→ **Do this**: Show each line from the listing that includes the word "text".

→ **Rows**:
==============================

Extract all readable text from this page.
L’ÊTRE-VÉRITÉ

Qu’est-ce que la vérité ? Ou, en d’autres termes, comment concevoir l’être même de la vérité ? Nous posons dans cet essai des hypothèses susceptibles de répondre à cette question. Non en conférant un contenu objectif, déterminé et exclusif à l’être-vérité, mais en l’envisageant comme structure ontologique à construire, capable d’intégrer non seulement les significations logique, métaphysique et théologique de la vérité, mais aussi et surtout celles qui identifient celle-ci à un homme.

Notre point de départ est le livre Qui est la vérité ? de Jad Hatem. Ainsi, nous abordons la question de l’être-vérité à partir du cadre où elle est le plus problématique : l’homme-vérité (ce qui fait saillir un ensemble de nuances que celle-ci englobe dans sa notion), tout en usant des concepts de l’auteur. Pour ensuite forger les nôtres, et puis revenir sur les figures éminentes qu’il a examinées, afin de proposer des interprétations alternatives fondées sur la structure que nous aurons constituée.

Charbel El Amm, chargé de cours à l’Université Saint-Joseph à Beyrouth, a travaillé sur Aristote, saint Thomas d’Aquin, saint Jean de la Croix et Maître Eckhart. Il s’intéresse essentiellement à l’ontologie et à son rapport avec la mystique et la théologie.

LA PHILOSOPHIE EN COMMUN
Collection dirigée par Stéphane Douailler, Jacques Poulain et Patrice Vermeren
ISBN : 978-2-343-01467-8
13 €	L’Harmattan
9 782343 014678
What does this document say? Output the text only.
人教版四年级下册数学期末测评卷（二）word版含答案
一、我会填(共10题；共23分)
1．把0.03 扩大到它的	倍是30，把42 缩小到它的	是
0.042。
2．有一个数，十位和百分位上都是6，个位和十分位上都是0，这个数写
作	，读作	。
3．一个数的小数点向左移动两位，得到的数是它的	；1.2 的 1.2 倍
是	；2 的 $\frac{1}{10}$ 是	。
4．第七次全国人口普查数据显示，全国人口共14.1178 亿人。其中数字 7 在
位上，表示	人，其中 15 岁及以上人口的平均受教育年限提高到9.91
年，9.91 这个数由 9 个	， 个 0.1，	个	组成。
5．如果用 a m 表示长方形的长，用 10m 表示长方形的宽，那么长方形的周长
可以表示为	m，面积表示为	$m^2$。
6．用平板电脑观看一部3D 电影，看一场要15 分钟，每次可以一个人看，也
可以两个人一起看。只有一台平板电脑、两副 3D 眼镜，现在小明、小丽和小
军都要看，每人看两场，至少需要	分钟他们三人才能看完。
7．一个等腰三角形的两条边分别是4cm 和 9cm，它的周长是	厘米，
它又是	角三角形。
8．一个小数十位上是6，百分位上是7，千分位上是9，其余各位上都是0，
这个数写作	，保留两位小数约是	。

==============================

→ **Result for this task**:
Extract all readable text from this page.
What does this document say? Output the text only.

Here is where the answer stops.